Listing:

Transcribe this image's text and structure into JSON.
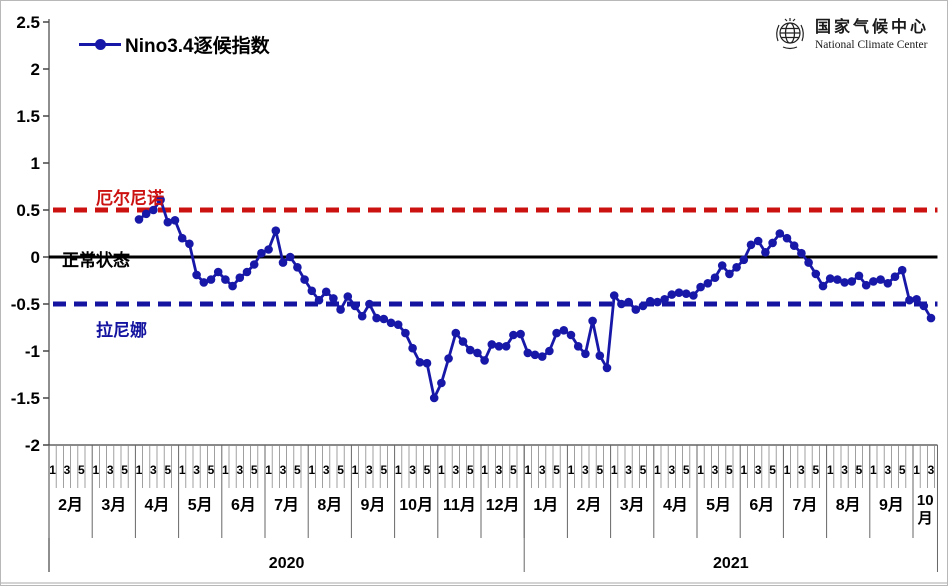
{
  "legend": {
    "label": "Nino3.4逐候指数"
  },
  "logo": {
    "cn": "国家气候中心",
    "en": "National Climate Center",
    "icon": "globe-icon"
  },
  "annotations": {
    "el_nino": "厄尔尼诺",
    "normal": "正常状态",
    "la_nina": "拉尼娜"
  },
  "colors": {
    "series": "#1818A8",
    "el_nino_line": "#CC1111",
    "normal_line": "#000000",
    "la_nina_line": "#1414A0",
    "grid": "#888888",
    "axis": "#333333"
  },
  "chart_data": {
    "type": "line",
    "title": "Nino3.4逐候指数",
    "ylabel": "",
    "xlabel": "",
    "ylim": [
      -2,
      2.5
    ],
    "yticks": [
      "2.5",
      "2",
      "1.5",
      "1",
      "0.5",
      "0",
      "-0.5",
      "-1",
      "-1.5",
      "-2"
    ],
    "legend_position": "top-left",
    "grid": "x-only-below-axis",
    "reference_lines": [
      {
        "name": "el_nino_threshold",
        "value": 0.5,
        "style": "dashed",
        "color": "#CC1111",
        "label": "厄尔尼诺"
      },
      {
        "name": "normal_state",
        "value": 0,
        "style": "solid",
        "color": "#000000",
        "label": "正常状态"
      },
      {
        "name": "la_nina_threshold",
        "value": -0.5,
        "style": "dashed",
        "color": "#1414A0",
        "label": "拉尼娜"
      }
    ],
    "x_axis": {
      "pentad_note": "each month divided into 6 pentads (候), ticks labeled 1/3/5",
      "months": [
        {
          "year": 2020,
          "label": "2月",
          "cells": 6,
          "ticks": [
            "1",
            "3",
            "5"
          ]
        },
        {
          "year": 2020,
          "label": "3月",
          "cells": 6,
          "ticks": [
            "1",
            "3",
            "5"
          ]
        },
        {
          "year": 2020,
          "label": "4月",
          "cells": 6,
          "ticks": [
            "1",
            "3",
            "5"
          ]
        },
        {
          "year": 2020,
          "label": "5月",
          "cells": 6,
          "ticks": [
            "1",
            "3",
            "5"
          ]
        },
        {
          "year": 2020,
          "label": "6月",
          "cells": 6,
          "ticks": [
            "1",
            "3",
            "5"
          ]
        },
        {
          "year": 2020,
          "label": "7月",
          "cells": 6,
          "ticks": [
            "1",
            "3",
            "5"
          ]
        },
        {
          "year": 2020,
          "label": "8月",
          "cells": 6,
          "ticks": [
            "1",
            "3",
            "5"
          ]
        },
        {
          "year": 2020,
          "label": "9月",
          "cells": 6,
          "ticks": [
            "1",
            "3",
            "5"
          ]
        },
        {
          "year": 2020,
          "label": "10月",
          "cells": 6,
          "ticks": [
            "1",
            "3",
            "5"
          ]
        },
        {
          "year": 2020,
          "label": "11月",
          "cells": 6,
          "ticks": [
            "1",
            "3",
            "5"
          ]
        },
        {
          "year": 2020,
          "label": "12月",
          "cells": 6,
          "ticks": [
            "1",
            "3",
            "5"
          ]
        },
        {
          "year": 2021,
          "label": "1月",
          "cells": 6,
          "ticks": [
            "1",
            "3",
            "5"
          ]
        },
        {
          "year": 2021,
          "label": "2月",
          "cells": 6,
          "ticks": [
            "1",
            "3",
            "5"
          ]
        },
        {
          "year": 2021,
          "label": "3月",
          "cells": 6,
          "ticks": [
            "1",
            "3",
            "5"
          ]
        },
        {
          "year": 2021,
          "label": "4月",
          "cells": 6,
          "ticks": [
            "1",
            "3",
            "5"
          ]
        },
        {
          "year": 2021,
          "label": "5月",
          "cells": 6,
          "ticks": [
            "1",
            "3",
            "5"
          ]
        },
        {
          "year": 2021,
          "label": "6月",
          "cells": 6,
          "ticks": [
            "1",
            "3",
            "5"
          ]
        },
        {
          "year": 2021,
          "label": "7月",
          "cells": 6,
          "ticks": [
            "1",
            "3",
            "5"
          ]
        },
        {
          "year": 2021,
          "label": "8月",
          "cells": 6,
          "ticks": [
            "1",
            "3",
            "5"
          ]
        },
        {
          "year": 2021,
          "label": "9月",
          "cells": 6,
          "ticks": [
            "1",
            "3",
            "5"
          ]
        },
        {
          "year": 2021,
          "label": "10月",
          "cells": 3.4,
          "ticks": [
            "1",
            "3"
          ],
          "label_lines": [
            "10",
            "月"
          ]
        }
      ],
      "years": [
        {
          "label": "2020",
          "from_month": 0,
          "to_month": 10
        },
        {
          "label": "2021",
          "from_month": 11,
          "to_month": 20
        }
      ]
    },
    "series": [
      {
        "name": "Nino3.4逐候指数",
        "color": "#1818A8",
        "marker": "circle",
        "start_month_index": 2,
        "values_by_month": [
          {
            "year": 2020,
            "month": "4月",
            "values": [
              0.4,
              0.46,
              0.5,
              0.61,
              0.37,
              0.39
            ]
          },
          {
            "year": 2020,
            "month": "5月",
            "values": [
              0.2,
              0.14,
              -0.19,
              -0.27,
              -0.24,
              -0.16
            ]
          },
          {
            "year": 2020,
            "month": "6月",
            "values": [
              -0.24,
              -0.31,
              -0.22,
              -0.16,
              -0.08,
              0.04
            ]
          },
          {
            "year": 2020,
            "month": "7月",
            "values": [
              0.08,
              0.28,
              -0.06,
              0.0,
              -0.11,
              -0.24
            ]
          },
          {
            "year": 2020,
            "month": "8月",
            "values": [
              -0.36,
              -0.46,
              -0.37,
              -0.44,
              -0.56,
              -0.42
            ]
          },
          {
            "year": 2020,
            "month": "9月",
            "values": [
              -0.52,
              -0.63,
              -0.5,
              -0.65,
              -0.66,
              -0.7
            ]
          },
          {
            "year": 2020,
            "month": "10月",
            "values": [
              -0.72,
              -0.81,
              -0.97,
              -1.12,
              -1.13,
              -1.5
            ]
          },
          {
            "year": 2020,
            "month": "11月",
            "values": [
              -1.34,
              -1.08,
              -0.81,
              -0.9,
              -0.99,
              -1.02
            ]
          },
          {
            "year": 2020,
            "month": "12月",
            "values": [
              -1.1,
              -0.93,
              -0.95,
              -0.95,
              -0.83,
              -0.82
            ]
          },
          {
            "year": 2021,
            "month": "1月",
            "values": [
              -1.02,
              -1.04,
              -1.06,
              -1.0,
              -0.81,
              -0.78
            ]
          },
          {
            "year": 2021,
            "month": "2月",
            "values": [
              -0.83,
              -0.95,
              -1.03,
              -0.68,
              -1.05,
              -1.18
            ]
          },
          {
            "year": 2021,
            "month": "3月",
            "values": [
              -0.41,
              -0.5,
              -0.48,
              -0.56,
              -0.52,
              -0.47
            ]
          },
          {
            "year": 2021,
            "month": "4月",
            "values": [
              -0.48,
              -0.45,
              -0.4,
              -0.38,
              -0.39,
              -0.41
            ]
          },
          {
            "year": 2021,
            "month": "5月",
            "values": [
              -0.32,
              -0.28,
              -0.22,
              -0.09,
              -0.18,
              -0.11
            ]
          },
          {
            "year": 2021,
            "month": "6月",
            "values": [
              -0.03,
              0.13,
              0.17,
              0.05,
              0.15,
              0.25
            ]
          },
          {
            "year": 2021,
            "month": "7月",
            "values": [
              0.2,
              0.12,
              0.04,
              -0.06,
              -0.18,
              -0.31
            ]
          },
          {
            "year": 2021,
            "month": "8月",
            "values": [
              -0.23,
              -0.24,
              -0.27,
              -0.26,
              -0.2,
              -0.3
            ]
          },
          {
            "year": 2021,
            "month": "9月",
            "values": [
              -0.26,
              -0.24,
              -0.28,
              -0.21,
              -0.14,
              -0.46
            ]
          },
          {
            "year": 2021,
            "month": "10月",
            "values": [
              -0.45,
              -0.52,
              -0.65
            ]
          }
        ]
      }
    ]
  }
}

Task prompt:
Gather from the entries above all lines that include the string "name".

Answer below:
        "name": "el_nino_threshold",
        "name": "normal_state",
        "name": "la_nina_threshold",
        "name": "Nino3.4逐候指数",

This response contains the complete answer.